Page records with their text

==========

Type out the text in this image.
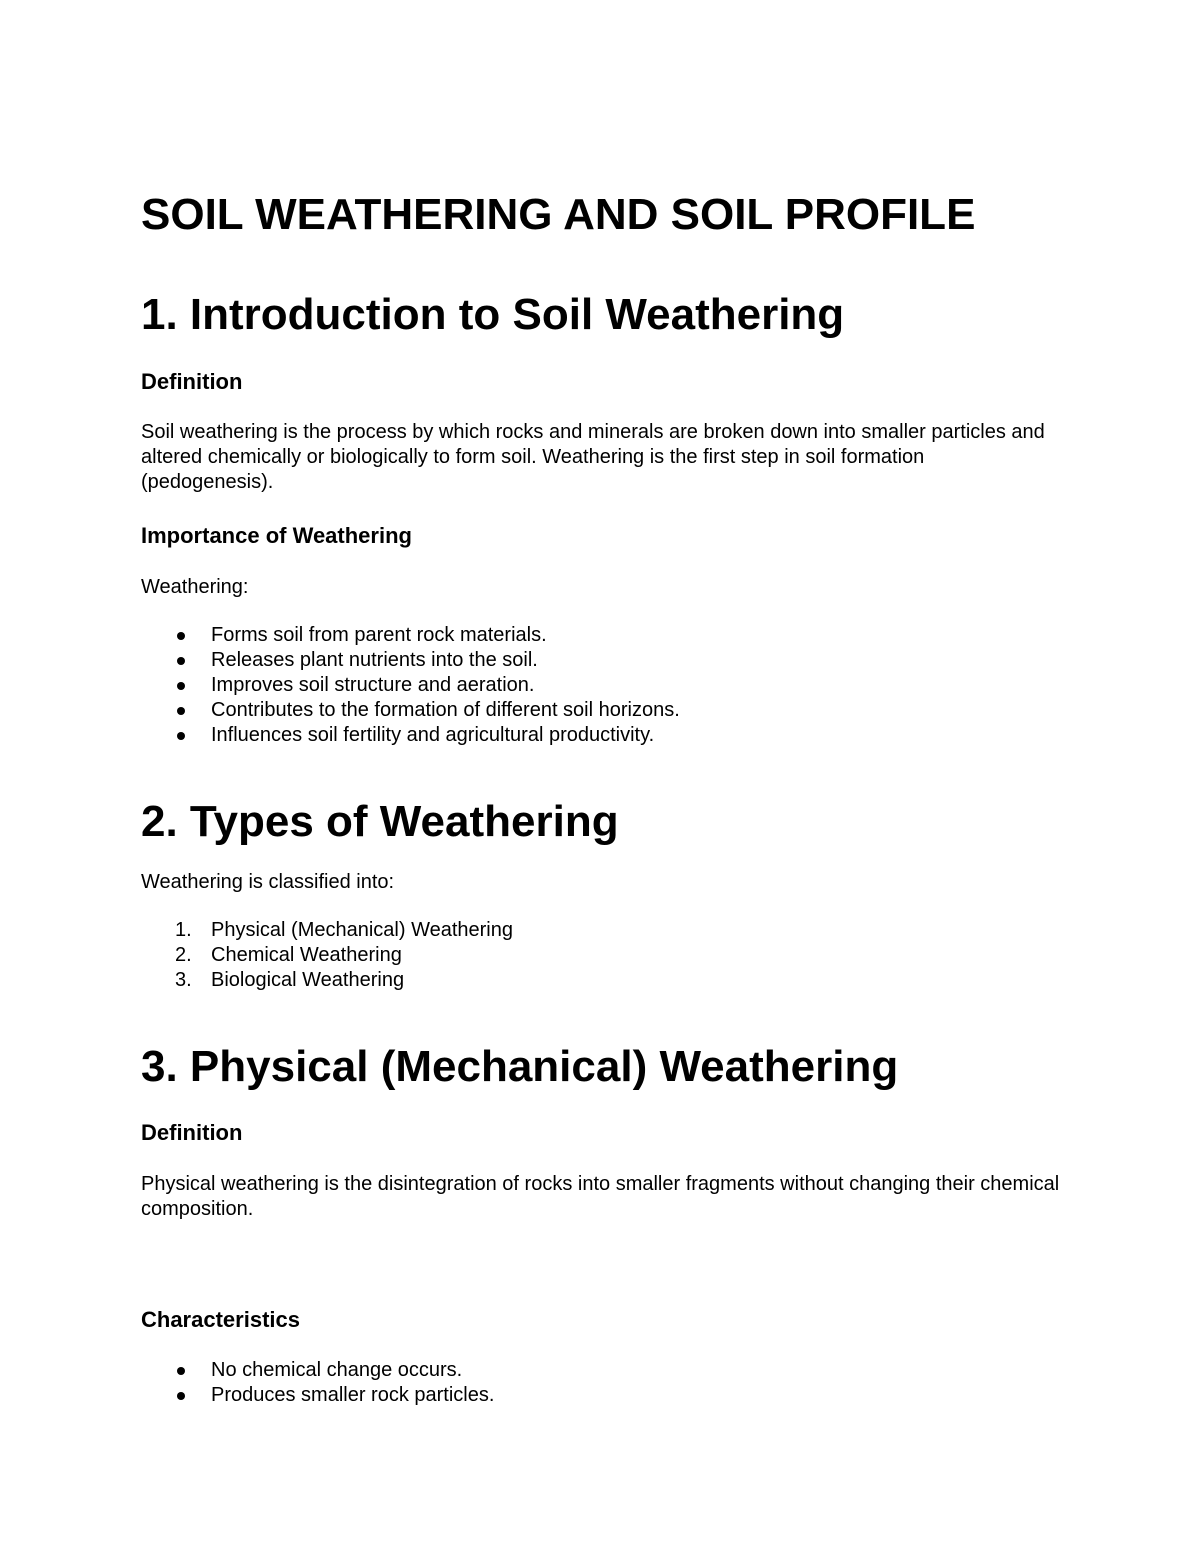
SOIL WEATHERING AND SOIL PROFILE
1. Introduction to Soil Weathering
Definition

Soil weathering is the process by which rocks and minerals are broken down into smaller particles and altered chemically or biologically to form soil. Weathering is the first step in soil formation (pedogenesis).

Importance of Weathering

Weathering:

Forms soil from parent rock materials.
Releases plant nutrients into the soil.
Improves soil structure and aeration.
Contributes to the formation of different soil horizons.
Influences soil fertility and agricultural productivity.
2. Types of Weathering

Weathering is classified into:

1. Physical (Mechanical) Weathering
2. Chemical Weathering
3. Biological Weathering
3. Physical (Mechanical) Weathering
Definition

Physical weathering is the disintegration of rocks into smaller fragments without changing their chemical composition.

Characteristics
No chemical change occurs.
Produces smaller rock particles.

==========

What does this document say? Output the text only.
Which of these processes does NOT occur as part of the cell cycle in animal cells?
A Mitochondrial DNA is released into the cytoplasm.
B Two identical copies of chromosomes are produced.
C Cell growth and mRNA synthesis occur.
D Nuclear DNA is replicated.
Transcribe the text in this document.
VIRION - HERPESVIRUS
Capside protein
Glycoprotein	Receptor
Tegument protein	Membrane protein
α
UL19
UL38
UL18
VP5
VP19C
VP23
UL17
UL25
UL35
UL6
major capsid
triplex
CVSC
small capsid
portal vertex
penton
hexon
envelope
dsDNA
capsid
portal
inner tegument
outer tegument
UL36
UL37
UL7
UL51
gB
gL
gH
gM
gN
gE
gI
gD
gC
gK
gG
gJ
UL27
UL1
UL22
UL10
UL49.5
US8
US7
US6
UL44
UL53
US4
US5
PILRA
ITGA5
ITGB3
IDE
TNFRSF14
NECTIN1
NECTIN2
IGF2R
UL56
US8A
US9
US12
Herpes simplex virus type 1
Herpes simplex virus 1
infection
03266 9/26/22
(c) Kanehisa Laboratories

==========

- **Task details**
Count every line of the entries that holds the string "this". Please answer with the count alone.

- **Your response**
3